── Supplied entries
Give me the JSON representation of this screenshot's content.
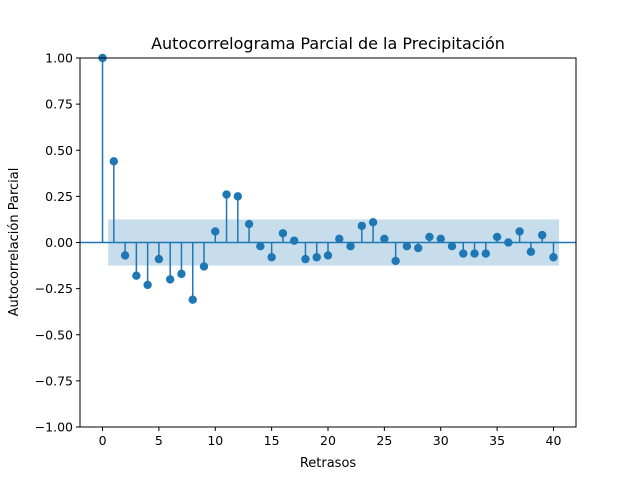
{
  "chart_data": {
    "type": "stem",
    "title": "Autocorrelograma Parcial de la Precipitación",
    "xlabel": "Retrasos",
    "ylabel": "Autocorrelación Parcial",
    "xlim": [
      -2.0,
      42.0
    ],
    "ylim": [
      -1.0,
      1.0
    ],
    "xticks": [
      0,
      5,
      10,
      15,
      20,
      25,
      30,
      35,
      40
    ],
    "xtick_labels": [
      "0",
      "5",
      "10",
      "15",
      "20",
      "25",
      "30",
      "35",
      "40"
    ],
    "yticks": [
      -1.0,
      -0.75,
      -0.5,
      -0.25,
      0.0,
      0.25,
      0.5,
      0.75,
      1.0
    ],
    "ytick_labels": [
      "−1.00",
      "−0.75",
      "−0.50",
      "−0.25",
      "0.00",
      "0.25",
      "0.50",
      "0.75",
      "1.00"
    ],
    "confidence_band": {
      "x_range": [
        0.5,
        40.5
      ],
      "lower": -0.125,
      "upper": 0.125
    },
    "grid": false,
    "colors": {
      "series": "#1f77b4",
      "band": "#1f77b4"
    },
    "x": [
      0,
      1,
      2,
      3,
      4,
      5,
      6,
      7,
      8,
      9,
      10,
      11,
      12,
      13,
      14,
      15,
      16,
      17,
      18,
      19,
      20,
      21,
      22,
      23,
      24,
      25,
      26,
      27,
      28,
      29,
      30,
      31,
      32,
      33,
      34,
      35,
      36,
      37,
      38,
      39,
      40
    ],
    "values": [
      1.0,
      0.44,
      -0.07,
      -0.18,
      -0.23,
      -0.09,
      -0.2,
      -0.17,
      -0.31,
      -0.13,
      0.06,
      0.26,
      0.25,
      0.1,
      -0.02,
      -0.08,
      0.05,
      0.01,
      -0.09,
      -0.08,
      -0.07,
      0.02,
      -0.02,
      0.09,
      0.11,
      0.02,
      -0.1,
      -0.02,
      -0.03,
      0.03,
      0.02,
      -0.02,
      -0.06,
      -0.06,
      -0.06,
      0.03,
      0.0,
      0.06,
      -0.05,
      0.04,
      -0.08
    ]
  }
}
────
── Supplied entries
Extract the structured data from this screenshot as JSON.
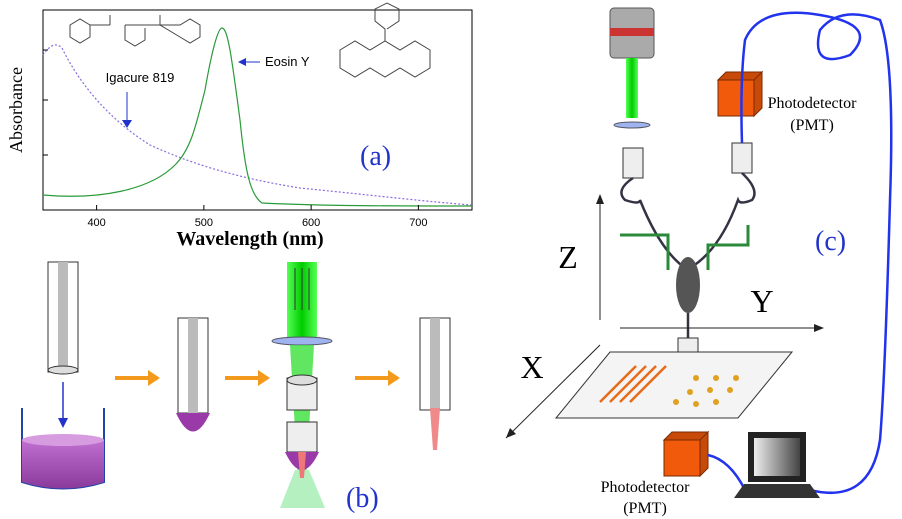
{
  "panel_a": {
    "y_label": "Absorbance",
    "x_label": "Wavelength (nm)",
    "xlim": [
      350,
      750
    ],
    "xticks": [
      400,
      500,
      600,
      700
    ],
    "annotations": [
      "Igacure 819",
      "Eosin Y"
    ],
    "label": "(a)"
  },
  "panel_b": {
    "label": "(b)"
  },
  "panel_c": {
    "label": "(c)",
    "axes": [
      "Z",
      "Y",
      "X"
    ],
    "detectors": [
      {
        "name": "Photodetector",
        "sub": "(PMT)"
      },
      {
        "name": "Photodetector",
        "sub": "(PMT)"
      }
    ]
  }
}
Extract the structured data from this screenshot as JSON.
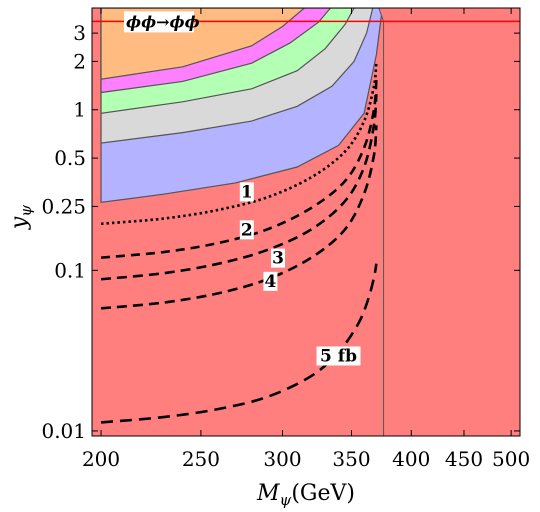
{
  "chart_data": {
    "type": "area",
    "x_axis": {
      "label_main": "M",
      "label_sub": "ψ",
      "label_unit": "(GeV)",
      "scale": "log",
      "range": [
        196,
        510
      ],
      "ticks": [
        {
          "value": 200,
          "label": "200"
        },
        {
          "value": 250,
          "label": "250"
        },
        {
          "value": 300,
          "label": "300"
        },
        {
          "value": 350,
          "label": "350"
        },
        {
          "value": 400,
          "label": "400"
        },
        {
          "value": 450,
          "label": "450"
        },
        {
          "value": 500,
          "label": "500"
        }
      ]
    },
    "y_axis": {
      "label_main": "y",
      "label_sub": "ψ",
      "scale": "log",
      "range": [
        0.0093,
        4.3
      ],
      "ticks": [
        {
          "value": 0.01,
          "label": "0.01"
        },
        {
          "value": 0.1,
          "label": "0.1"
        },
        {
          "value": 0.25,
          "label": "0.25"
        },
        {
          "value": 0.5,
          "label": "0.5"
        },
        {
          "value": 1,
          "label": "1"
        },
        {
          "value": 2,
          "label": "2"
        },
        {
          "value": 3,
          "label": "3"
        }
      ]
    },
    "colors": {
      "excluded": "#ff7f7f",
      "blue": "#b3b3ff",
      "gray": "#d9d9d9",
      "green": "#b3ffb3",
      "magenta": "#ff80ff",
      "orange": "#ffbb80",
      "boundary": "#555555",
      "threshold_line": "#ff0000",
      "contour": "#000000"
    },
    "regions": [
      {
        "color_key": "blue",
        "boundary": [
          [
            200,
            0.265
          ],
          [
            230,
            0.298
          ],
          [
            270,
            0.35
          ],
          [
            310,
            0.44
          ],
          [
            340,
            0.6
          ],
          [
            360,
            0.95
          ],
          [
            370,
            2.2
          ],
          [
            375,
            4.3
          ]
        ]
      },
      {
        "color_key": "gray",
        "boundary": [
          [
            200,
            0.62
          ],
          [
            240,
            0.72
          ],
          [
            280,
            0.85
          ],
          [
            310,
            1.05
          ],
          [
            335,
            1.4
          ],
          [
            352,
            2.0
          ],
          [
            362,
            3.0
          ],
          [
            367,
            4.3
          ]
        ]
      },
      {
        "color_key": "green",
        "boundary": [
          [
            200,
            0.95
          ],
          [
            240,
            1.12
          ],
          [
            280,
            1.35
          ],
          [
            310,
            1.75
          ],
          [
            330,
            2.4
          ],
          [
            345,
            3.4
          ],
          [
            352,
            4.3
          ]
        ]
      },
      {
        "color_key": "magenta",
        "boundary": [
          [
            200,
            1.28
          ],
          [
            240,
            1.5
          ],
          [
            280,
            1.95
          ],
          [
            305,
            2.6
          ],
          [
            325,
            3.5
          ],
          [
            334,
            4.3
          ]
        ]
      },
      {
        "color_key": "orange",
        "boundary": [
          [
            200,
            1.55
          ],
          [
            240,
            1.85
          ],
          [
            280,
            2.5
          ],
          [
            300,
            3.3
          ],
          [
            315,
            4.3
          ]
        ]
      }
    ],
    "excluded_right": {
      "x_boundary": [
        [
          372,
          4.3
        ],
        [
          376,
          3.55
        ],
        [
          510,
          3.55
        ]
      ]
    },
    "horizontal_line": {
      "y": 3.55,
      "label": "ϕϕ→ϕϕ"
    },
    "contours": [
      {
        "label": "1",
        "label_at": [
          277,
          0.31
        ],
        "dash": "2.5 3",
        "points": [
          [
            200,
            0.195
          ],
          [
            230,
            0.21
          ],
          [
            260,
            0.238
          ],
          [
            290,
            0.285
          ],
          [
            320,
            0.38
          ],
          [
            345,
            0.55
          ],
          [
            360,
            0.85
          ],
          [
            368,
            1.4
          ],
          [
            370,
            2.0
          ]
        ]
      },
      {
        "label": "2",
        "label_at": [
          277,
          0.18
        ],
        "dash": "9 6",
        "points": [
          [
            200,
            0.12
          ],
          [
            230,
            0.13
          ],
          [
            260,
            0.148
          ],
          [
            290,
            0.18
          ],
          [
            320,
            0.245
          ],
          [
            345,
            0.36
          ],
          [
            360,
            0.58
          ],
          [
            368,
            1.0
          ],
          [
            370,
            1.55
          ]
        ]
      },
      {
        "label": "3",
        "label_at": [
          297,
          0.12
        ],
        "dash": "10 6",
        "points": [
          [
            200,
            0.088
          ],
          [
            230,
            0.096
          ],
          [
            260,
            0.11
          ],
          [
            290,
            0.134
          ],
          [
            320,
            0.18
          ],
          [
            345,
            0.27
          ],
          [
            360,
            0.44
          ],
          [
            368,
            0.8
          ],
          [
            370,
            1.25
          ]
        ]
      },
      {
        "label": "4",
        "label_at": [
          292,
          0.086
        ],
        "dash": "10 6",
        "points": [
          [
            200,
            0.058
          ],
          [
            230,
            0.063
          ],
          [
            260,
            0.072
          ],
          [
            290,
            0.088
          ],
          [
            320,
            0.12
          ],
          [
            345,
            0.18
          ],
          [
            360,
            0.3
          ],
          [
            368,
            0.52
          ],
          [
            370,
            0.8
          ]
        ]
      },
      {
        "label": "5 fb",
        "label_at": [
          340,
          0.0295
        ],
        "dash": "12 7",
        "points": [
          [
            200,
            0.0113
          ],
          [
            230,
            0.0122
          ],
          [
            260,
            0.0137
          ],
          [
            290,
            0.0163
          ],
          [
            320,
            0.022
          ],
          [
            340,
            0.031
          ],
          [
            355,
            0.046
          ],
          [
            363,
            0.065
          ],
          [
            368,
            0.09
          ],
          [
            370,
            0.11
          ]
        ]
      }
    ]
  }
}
────
── Supplied entries
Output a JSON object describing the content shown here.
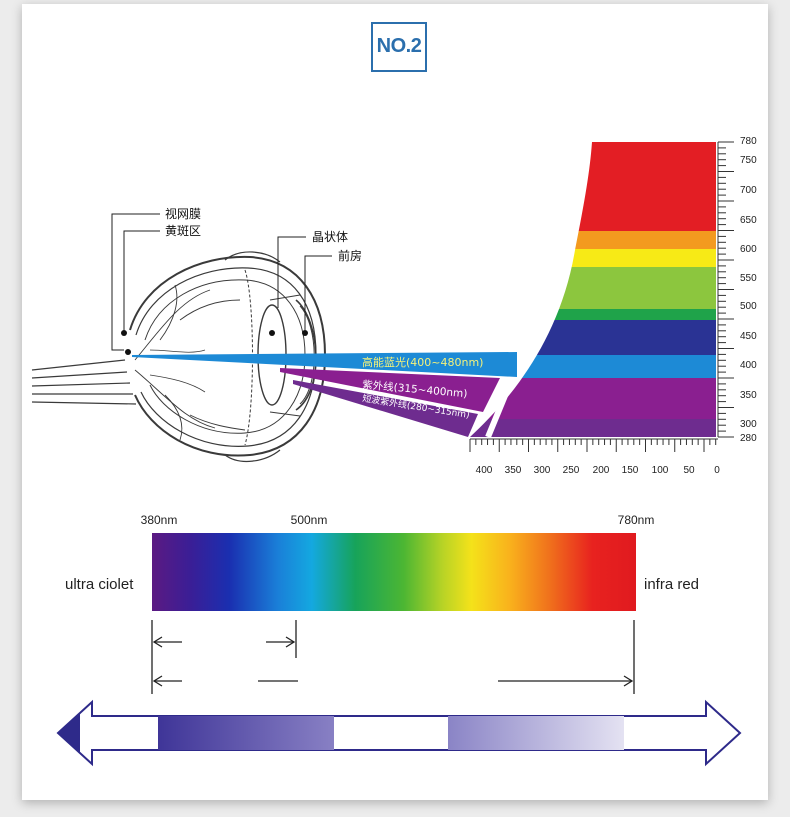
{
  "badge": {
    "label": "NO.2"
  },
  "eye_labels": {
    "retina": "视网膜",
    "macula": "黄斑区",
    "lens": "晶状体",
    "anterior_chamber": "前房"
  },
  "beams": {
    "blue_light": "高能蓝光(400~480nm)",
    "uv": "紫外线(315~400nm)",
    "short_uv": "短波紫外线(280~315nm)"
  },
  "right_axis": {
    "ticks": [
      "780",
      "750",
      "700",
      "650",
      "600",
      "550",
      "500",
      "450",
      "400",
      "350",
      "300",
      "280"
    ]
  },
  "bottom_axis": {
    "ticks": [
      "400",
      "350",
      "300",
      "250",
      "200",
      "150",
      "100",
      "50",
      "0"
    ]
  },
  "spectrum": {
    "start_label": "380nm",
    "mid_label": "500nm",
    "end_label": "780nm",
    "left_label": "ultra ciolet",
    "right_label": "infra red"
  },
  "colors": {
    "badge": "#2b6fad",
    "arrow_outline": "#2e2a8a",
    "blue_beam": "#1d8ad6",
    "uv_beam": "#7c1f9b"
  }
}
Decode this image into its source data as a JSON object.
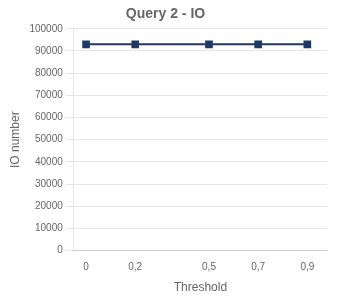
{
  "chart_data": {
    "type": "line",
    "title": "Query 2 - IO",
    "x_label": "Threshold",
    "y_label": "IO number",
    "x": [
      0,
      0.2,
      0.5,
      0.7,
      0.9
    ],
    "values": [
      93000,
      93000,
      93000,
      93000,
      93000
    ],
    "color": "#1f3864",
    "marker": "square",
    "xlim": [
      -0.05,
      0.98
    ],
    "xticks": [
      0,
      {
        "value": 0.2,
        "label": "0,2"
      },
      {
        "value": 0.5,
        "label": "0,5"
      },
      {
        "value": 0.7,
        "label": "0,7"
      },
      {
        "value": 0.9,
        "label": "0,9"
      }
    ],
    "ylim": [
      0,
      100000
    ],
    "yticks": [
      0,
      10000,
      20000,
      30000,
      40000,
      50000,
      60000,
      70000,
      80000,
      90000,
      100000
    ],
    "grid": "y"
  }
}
────
> Instructions to follow
Find every line above that contains the word "content", and return each one.

> Problem solution
Give me the JSON representation of this screenshot's content.
Output a JSON object describing the content shown here.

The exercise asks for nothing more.